╭─ Data extract

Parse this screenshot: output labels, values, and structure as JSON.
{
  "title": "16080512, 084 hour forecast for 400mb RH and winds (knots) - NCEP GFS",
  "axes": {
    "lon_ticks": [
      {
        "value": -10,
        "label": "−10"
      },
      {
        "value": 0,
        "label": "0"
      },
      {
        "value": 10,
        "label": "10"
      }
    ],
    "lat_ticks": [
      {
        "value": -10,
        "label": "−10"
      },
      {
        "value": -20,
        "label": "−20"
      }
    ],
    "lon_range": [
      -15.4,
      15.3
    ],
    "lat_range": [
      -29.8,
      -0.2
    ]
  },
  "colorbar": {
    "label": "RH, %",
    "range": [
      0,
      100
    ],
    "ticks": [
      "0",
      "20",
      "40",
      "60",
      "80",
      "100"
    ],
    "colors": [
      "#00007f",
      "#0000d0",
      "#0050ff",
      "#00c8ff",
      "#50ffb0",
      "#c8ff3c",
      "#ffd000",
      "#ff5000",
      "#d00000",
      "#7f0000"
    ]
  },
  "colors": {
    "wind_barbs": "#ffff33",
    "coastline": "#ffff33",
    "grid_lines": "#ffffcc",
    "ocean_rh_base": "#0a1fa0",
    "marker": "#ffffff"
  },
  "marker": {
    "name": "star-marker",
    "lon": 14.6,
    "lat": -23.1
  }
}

╰─

- Directions for this task:
Within the records, how many lines include "marker"? The answer is the number and nothing else.

- Task response:
3